OBJECTIVE
Copy the records below exactly as they are written.

DATASET EXCERPTS
——————————

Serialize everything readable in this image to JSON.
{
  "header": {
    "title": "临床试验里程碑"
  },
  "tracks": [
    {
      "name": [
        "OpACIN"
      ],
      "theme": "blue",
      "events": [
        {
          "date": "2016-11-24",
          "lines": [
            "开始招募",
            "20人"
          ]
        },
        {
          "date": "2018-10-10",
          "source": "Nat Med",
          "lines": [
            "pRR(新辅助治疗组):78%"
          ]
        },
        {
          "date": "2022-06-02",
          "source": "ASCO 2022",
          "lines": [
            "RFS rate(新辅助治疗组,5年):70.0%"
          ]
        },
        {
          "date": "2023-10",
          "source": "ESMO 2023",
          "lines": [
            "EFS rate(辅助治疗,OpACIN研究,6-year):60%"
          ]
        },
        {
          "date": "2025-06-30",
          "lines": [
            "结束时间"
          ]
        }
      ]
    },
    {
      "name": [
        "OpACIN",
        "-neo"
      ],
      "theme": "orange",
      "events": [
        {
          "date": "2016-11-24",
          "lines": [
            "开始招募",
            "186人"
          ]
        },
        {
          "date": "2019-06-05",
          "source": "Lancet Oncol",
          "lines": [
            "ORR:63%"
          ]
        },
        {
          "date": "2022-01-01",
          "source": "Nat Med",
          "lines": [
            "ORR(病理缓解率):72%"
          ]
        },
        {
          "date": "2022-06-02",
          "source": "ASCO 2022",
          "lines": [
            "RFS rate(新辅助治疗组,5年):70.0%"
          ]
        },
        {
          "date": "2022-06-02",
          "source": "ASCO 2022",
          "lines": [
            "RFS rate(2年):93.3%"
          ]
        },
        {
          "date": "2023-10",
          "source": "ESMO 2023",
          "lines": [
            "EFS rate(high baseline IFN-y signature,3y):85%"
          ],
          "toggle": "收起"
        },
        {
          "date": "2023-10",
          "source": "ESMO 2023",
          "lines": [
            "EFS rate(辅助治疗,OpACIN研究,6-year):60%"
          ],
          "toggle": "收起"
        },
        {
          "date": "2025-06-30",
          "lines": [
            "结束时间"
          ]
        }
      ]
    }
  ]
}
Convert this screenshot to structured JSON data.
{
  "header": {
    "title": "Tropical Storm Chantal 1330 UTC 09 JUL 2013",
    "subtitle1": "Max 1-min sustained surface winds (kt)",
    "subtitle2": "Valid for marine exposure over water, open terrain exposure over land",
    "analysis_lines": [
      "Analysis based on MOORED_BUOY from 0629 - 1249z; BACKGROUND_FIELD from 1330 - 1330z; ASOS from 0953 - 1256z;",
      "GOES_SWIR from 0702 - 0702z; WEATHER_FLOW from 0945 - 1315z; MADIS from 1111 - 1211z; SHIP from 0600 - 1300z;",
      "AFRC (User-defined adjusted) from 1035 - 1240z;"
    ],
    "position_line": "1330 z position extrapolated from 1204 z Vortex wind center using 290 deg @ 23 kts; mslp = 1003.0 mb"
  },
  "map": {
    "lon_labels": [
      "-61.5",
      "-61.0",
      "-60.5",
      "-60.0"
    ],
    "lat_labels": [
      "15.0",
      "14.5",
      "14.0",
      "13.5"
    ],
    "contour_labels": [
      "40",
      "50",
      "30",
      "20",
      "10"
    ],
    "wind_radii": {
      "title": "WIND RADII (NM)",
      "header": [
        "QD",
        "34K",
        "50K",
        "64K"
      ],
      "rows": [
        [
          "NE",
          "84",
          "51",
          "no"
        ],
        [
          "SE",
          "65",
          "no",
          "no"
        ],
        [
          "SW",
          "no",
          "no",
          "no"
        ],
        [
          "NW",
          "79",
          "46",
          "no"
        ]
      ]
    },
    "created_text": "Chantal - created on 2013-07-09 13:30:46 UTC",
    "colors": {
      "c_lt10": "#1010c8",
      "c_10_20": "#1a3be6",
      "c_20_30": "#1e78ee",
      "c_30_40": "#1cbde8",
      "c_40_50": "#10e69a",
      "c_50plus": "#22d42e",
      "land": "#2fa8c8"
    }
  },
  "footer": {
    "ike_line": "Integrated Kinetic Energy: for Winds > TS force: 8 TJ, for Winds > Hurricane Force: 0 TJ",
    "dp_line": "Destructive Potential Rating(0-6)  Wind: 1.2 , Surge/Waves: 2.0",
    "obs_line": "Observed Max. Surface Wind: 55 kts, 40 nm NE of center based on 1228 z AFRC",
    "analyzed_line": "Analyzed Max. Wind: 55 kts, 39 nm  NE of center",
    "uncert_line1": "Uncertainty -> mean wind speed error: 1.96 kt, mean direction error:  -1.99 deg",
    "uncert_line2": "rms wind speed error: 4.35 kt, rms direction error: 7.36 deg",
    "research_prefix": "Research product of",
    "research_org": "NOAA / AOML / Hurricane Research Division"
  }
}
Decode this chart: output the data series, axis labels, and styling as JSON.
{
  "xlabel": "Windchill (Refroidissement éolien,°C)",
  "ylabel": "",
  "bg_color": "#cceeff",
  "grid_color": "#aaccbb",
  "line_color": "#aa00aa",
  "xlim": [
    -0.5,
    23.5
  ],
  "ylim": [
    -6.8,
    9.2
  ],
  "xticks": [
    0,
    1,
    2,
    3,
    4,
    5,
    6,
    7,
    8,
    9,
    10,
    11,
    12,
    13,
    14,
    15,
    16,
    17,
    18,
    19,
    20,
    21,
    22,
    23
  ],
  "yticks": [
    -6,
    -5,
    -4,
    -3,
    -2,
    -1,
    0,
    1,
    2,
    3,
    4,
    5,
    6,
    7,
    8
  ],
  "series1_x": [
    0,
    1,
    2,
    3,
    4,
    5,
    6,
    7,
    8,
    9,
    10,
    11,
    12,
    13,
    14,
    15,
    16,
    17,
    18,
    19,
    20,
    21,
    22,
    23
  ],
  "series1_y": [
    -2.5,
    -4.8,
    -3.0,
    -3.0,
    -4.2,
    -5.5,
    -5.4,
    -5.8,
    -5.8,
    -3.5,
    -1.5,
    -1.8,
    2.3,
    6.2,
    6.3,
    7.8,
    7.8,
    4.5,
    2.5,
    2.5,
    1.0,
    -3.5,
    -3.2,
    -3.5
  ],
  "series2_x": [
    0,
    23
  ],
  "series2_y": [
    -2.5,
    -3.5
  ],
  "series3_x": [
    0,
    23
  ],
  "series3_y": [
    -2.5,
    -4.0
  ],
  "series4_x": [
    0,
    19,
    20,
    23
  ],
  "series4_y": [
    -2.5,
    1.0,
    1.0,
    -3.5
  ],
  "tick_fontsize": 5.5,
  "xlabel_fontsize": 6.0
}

——————————

OUTPUT FOR THIS EXERCISE
Serialize everything readable in this image to JSON.
{
  "header": {
    "title": "临床试验里程碑"
  },
  "tracks": [
    {
      "name": [
        "OpACIN"
      ],
      "theme": "blue",
      "events": [
        {
          "date": "2016-11-24",
          "lines": [
            "开始招募",
            "20人"
          ]
        },
        {
          "date": "2018-10-10",
          "source": "Nat Med",
          "lines": [
            "pRR(新辅助治疗组):78%"
          ]
        },
        {
          "date": "2022-06-02",
          "source": "ASCO 2022",
          "lines": [
            "RFS rate(新辅助治疗组,5年):70.0%"
          ]
        },
        {
          "date": "2023-10",
          "source": "ESMO 2023",
          "lines": [
            "EFS rate(辅助治疗,OpACIN研究,6-year):60%"
          ]
        },
        {
          "date": "2025-06-30",
          "lines": [
            "结束时间"
          ]
        }
      ]
    },
    {
      "name": [
        "OpACIN",
        "-neo"
      ],
      "theme": "orange",
      "events": [
        {
          "date": "2016-11-24",
          "lines": [
            "开始招募",
            "186人"
          ]
        },
        {
          "date": "2019-06-05",
          "source": "Lancet Oncol",
          "lines": [
            "ORR:63%"
          ]
        },
        {
          "date": "2022-01-01",
          "source": "Nat Med",
          "lines": [
            "ORR(病理缓解率):72%"
          ]
        },
        {
          "date": "2022-06-02",
          "source": "ASCO 2022",
          "lines": [
            "RFS rate(新辅助治疗组,5年):70.0%"
          ]
        },
        {
          "date": "2022-06-02",
          "source": "ASCO 2022",
          "lines": [
            "RFS rate(2年):93.3%"
          ]
        },
        {
          "date": "2023-10",
          "source": "ESMO 2023",
          "lines": [
            "EFS rate(high baseline IFN-y signature,3y):85%"
          ],
          "toggle": "收起"
        },
        {
          "date": "2023-10",
          "source": "ESMO 2023",
          "lines": [
            "EFS rate(辅助治疗,OpACIN研究,6-year):60%"
          ],
          "toggle": "收起"
        },
        {
          "date": "2025-06-30",
          "lines": [
            "结束时间"
          ]
        }
      ]
    }
  ]
}
Convert this screenshot to structured JSON data.
{
  "header": {
    "title": "Tropical Storm Chantal 1330 UTC 09 JUL 2013",
    "subtitle1": "Max 1-min sustained surface winds (kt)",
    "subtitle2": "Valid for marine exposure over water, open terrain exposure over land",
    "analysis_lines": [
      "Analysis based on MOORED_BUOY from 0629 - 1249z; BACKGROUND_FIELD from 1330 - 1330z; ASOS from 0953 - 1256z;",
      "GOES_SWIR from 0702 - 0702z; WEATHER_FLOW from 0945 - 1315z; MADIS from 1111 - 1211z; SHIP from 0600 - 1300z;",
      "AFRC (User-defined adjusted) from 1035 - 1240z;"
    ],
    "position_line": "1330 z position extrapolated from 1204 z Vortex wind center using 290 deg @ 23 kts; mslp = 1003.0 mb"
  },
  "map": {
    "lon_labels": [
      "-61.5",
      "-61.0",
      "-60.5",
      "-60.0"
    ],
    "lat_labels": [
      "15.0",
      "14.5",
      "14.0",
      "13.5"
    ],
    "contour_labels": [
      "40",
      "50",
      "30",
      "20",
      "10"
    ],
    "wind_radii": {
      "title": "WIND RADII (NM)",
      "header": [
        "QD",
        "34K",
        "50K",
        "64K"
      ],
      "rows": [
        [
          "NE",
          "84",
          "51",
          "no"
        ],
        [
          "SE",
          "65",
          "no",
          "no"
        ],
        [
          "SW",
          "no",
          "no",
          "no"
        ],
        [
          "NW",
          "79",
          "46",
          "no"
        ]
      ]
    },
    "created_text": "Chantal - created on 2013-07-09 13:30:46 UTC",
    "colors": {
      "c_lt10": "#1010c8",
      "c_10_20": "#1a3be6",
      "c_20_30": "#1e78ee",
      "c_30_40": "#1cbde8",
      "c_40_50": "#10e69a",
      "c_50plus": "#22d42e",
      "land": "#2fa8c8"
    }
  },
  "footer": {
    "ike_line": "Integrated Kinetic Energy: for Winds > TS force: 8 TJ, for Winds > Hurricane Force: 0 TJ",
    "dp_line": "Destructive Potential Rating(0-6)  Wind: 1.2 , Surge/Waves: 2.0",
    "obs_line": "Observed Max. Surface Wind: 55 kts, 40 nm NE of center based on 1228 z AFRC",
    "analyzed_line": "Analyzed Max. Wind: 55 kts, 39 nm  NE of center",
    "uncert_line1": "Uncertainty -> mean wind speed error: 1.96 kt, mean direction error:  -1.99 deg",
    "uncert_line2": "rms wind speed error: 4.35 kt, rms direction error: 7.36 deg",
    "research_prefix": "Research product of",
    "research_org": "NOAA / AOML / Hurricane Research Division"
  }
}
Decode this chart: output the data series, axis labels, and styling as JSON.
{
  "xlabel": "Windchill (Refroidissement éolien,°C)",
  "ylabel": "",
  "bg_color": "#cceeff",
  "grid_color": "#aaccbb",
  "line_color": "#aa00aa",
  "xlim": [
    -0.5,
    23.5
  ],
  "ylim": [
    -6.8,
    9.2
  ],
  "xticks": [
    0,
    1,
    2,
    3,
    4,
    5,
    6,
    7,
    8,
    9,
    10,
    11,
    12,
    13,
    14,
    15,
    16,
    17,
    18,
    19,
    20,
    21,
    22,
    23
  ],
  "yticks": [
    -6,
    -5,
    -4,
    -3,
    -2,
    -1,
    0,
    1,
    2,
    3,
    4,
    5,
    6,
    7,
    8
  ],
  "series1_x": [
    0,
    1,
    2,
    3,
    4,
    5,
    6,
    7,
    8,
    9,
    10,
    11,
    12,
    13,
    14,
    15,
    16,
    17,
    18,
    19,
    20,
    21,
    22,
    23
  ],
  "series1_y": [
    -2.5,
    -4.8,
    -3.0,
    -3.0,
    -4.2,
    -5.5,
    -5.4,
    -5.8,
    -5.8,
    -3.5,
    -1.5,
    -1.8,
    2.3,
    6.2,
    6.3,
    7.8,
    7.8,
    4.5,
    2.5,
    2.5,
    1.0,
    -3.5,
    -3.2,
    -3.5
  ],
  "series2_x": [
    0,
    23
  ],
  "series2_y": [
    -2.5,
    -3.5
  ],
  "series3_x": [
    0,
    23
  ],
  "series3_y": [
    -2.5,
    -4.0
  ],
  "series4_x": [
    0,
    19,
    20,
    23
  ],
  "series4_y": [
    -2.5,
    1.0,
    1.0,
    -3.5
  ],
  "tick_fontsize": 5.5,
  "xlabel_fontsize": 6.0
}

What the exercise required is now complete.